◆ **What to do**: Repeat every line of the material, character for character.

(Entries from a dataset)

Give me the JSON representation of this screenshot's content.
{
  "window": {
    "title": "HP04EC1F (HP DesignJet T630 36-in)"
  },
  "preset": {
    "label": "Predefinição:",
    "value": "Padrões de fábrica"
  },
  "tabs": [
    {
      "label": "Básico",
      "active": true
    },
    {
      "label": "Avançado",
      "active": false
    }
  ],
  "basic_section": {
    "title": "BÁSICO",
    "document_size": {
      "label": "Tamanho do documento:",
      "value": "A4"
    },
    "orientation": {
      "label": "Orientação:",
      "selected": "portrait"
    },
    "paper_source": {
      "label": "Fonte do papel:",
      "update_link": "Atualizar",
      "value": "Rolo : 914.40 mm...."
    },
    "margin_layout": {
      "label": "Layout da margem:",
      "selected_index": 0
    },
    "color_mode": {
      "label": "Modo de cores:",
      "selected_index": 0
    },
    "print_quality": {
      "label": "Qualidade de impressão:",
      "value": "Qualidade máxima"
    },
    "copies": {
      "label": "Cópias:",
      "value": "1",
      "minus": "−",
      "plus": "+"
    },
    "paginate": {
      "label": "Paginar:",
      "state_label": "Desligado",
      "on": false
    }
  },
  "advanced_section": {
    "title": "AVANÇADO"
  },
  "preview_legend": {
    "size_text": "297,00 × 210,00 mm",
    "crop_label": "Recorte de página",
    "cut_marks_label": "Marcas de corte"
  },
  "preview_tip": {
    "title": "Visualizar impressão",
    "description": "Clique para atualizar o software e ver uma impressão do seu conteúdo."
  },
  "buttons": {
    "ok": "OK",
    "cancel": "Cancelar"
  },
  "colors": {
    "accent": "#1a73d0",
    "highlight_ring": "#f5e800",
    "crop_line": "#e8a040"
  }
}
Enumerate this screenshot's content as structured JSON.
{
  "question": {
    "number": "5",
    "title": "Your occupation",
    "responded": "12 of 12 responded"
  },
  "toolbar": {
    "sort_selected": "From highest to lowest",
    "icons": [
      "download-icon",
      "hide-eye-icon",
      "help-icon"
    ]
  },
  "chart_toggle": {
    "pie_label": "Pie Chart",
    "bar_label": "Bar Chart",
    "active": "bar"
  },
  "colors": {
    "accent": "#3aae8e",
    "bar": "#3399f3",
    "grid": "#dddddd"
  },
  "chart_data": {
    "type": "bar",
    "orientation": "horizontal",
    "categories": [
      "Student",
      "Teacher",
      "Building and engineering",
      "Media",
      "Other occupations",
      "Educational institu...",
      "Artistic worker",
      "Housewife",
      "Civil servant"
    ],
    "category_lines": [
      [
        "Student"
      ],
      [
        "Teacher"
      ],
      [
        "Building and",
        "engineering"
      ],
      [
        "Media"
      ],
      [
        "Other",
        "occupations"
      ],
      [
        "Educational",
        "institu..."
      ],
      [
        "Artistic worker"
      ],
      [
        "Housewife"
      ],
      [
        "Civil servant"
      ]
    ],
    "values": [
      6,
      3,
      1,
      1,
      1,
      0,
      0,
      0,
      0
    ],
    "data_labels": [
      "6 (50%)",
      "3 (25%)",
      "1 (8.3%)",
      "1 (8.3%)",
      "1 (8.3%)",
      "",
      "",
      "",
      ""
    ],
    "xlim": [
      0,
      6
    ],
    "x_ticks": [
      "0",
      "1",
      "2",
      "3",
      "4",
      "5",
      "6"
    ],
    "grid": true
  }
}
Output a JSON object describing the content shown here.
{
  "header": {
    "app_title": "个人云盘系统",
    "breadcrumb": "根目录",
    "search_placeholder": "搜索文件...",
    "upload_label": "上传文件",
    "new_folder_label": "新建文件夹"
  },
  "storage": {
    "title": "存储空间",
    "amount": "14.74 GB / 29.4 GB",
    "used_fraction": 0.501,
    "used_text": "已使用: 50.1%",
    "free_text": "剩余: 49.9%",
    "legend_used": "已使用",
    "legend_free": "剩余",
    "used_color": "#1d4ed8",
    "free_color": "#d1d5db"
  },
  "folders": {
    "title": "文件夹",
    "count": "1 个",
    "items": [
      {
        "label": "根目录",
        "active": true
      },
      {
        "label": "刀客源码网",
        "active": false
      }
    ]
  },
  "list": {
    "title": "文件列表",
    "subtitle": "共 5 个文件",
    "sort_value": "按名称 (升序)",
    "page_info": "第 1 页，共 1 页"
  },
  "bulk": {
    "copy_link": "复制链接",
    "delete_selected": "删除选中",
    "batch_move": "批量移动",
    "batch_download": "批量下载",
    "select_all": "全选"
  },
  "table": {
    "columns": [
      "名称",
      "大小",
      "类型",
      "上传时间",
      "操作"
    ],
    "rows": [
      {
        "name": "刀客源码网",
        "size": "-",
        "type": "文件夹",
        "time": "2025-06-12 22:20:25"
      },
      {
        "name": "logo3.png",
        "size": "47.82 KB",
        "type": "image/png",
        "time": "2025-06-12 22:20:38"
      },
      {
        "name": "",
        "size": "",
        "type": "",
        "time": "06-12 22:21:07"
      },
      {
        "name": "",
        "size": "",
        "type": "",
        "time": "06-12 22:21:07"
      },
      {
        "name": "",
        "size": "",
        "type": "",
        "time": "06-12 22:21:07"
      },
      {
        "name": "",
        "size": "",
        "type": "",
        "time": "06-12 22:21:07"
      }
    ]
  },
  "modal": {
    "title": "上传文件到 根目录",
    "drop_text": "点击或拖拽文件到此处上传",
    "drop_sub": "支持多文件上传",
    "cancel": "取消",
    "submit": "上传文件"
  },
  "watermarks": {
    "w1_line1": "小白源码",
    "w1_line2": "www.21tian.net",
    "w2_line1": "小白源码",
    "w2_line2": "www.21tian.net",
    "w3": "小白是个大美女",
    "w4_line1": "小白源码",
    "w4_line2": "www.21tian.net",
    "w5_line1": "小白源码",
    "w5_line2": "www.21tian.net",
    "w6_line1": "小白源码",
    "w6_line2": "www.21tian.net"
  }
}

◆ **The solution**:
Give me the JSON representation of this screenshot's content.
{
  "window": {
    "title": "HP04EC1F (HP DesignJet T630 36-in)"
  },
  "preset": {
    "label": "Predefinição:",
    "value": "Padrões de fábrica"
  },
  "tabs": [
    {
      "label": "Básico",
      "active": true
    },
    {
      "label": "Avançado",
      "active": false
    }
  ],
  "basic_section": {
    "title": "BÁSICO",
    "document_size": {
      "label": "Tamanho do documento:",
      "value": "A4"
    },
    "orientation": {
      "label": "Orientação:",
      "selected": "portrait"
    },
    "paper_source": {
      "label": "Fonte do papel:",
      "update_link": "Atualizar",
      "value": "Rolo : 914.40 mm...."
    },
    "margin_layout": {
      "label": "Layout da margem:",
      "selected_index": 0
    },
    "color_mode": {
      "label": "Modo de cores:",
      "selected_index": 0
    },
    "print_quality": {
      "label": "Qualidade de impressão:",
      "value": "Qualidade máxima"
    },
    "copies": {
      "label": "Cópias:",
      "value": "1",
      "minus": "−",
      "plus": "+"
    },
    "paginate": {
      "label": "Paginar:",
      "state_label": "Desligado",
      "on": false
    }
  },
  "advanced_section": {
    "title": "AVANÇADO"
  },
  "preview_legend": {
    "size_text": "297,00 × 210,00 mm",
    "crop_label": "Recorte de página",
    "cut_marks_label": "Marcas de corte"
  },
  "preview_tip": {
    "title": "Visualizar impressão",
    "description": "Clique para atualizar o software e ver uma impressão do seu conteúdo."
  },
  "buttons": {
    "ok": "OK",
    "cancel": "Cancelar"
  },
  "colors": {
    "accent": "#1a73d0",
    "highlight_ring": "#f5e800",
    "crop_line": "#e8a040"
  }
}
Enumerate this screenshot's content as structured JSON.
{
  "question": {
    "number": "5",
    "title": "Your occupation",
    "responded": "12 of 12 responded"
  },
  "toolbar": {
    "sort_selected": "From highest to lowest",
    "icons": [
      "download-icon",
      "hide-eye-icon",
      "help-icon"
    ]
  },
  "chart_toggle": {
    "pie_label": "Pie Chart",
    "bar_label": "Bar Chart",
    "active": "bar"
  },
  "colors": {
    "accent": "#3aae8e",
    "bar": "#3399f3",
    "grid": "#dddddd"
  },
  "chart_data": {
    "type": "bar",
    "orientation": "horizontal",
    "categories": [
      "Student",
      "Teacher",
      "Building and engineering",
      "Media",
      "Other occupations",
      "Educational institu...",
      "Artistic worker",
      "Housewife",
      "Civil servant"
    ],
    "category_lines": [
      [
        "Student"
      ],
      [
        "Teacher"
      ],
      [
        "Building and",
        "engineering"
      ],
      [
        "Media"
      ],
      [
        "Other",
        "occupations"
      ],
      [
        "Educational",
        "institu..."
      ],
      [
        "Artistic worker"
      ],
      [
        "Housewife"
      ],
      [
        "Civil servant"
      ]
    ],
    "values": [
      6,
      3,
      1,
      1,
      1,
      0,
      0,
      0,
      0
    ],
    "data_labels": [
      "6 (50%)",
      "3 (25%)",
      "1 (8.3%)",
      "1 (8.3%)",
      "1 (8.3%)",
      "",
      "",
      "",
      ""
    ],
    "xlim": [
      0,
      6
    ],
    "x_ticks": [
      "0",
      "1",
      "2",
      "3",
      "4",
      "5",
      "6"
    ],
    "grid": true
  }
}
Output a JSON object describing the content shown here.
{
  "header": {
    "app_title": "个人云盘系统",
    "breadcrumb": "根目录",
    "search_placeholder": "搜索文件...",
    "upload_label": "上传文件",
    "new_folder_label": "新建文件夹"
  },
  "storage": {
    "title": "存储空间",
    "amount": "14.74 GB / 29.4 GB",
    "used_fraction": 0.501,
    "used_text": "已使用: 50.1%",
    "free_text": "剩余: 49.9%",
    "legend_used": "已使用",
    "legend_free": "剩余",
    "used_color": "#1d4ed8",
    "free_color": "#d1d5db"
  },
  "folders": {
    "title": "文件夹",
    "count": "1 个",
    "items": [
      {
        "label": "根目录",
        "active": true
      },
      {
        "label": "刀客源码网",
        "active": false
      }
    ]
  },
  "list": {
    "title": "文件列表",
    "subtitle": "共 5 个文件",
    "sort_value": "按名称 (升序)",
    "page_info": "第 1 页，共 1 页"
  },
  "bulk": {
    "copy_link": "复制链接",
    "delete_selected": "删除选中",
    "batch_move": "批量移动",
    "batch_download": "批量下载",
    "select_all": "全选"
  },
  "table": {
    "columns": [
      "名称",
      "大小",
      "类型",
      "上传时间",
      "操作"
    ],
    "rows": [
      {
        "name": "刀客源码网",
        "size": "-",
        "type": "文件夹",
        "time": "2025-06-12 22:20:25"
      },
      {
        "name": "logo3.png",
        "size": "47.82 KB",
        "type": "image/png",
        "time": "2025-06-12 22:20:38"
      },
      {
        "name": "",
        "size": "",
        "type": "",
        "time": "06-12 22:21:07"
      },
      {
        "name": "",
        "size": "",
        "type": "",
        "time": "06-12 22:21:07"
      },
      {
        "name": "",
        "size": "",
        "type": "",
        "time": "06-12 22:21:07"
      },
      {
        "name": "",
        "size": "",
        "type": "",
        "time": "06-12 22:21:07"
      }
    ]
  },
  "modal": {
    "title": "上传文件到 根目录",
    "drop_text": "点击或拖拽文件到此处上传",
    "drop_sub": "支持多文件上传",
    "cancel": "取消",
    "submit": "上传文件"
  },
  "watermarks": {
    "w1_line1": "小白源码",
    "w1_line2": "www.21tian.net",
    "w2_line1": "小白源码",
    "w2_line2": "www.21tian.net",
    "w3": "小白是个大美女",
    "w4_line1": "小白源码",
    "w4_line2": "www.21tian.net",
    "w5_line1": "小白源码",
    "w5_line2": "www.21tian.net",
    "w6_line1": "小白源码",
    "w6_line2": "www.21tian.net"
  }
}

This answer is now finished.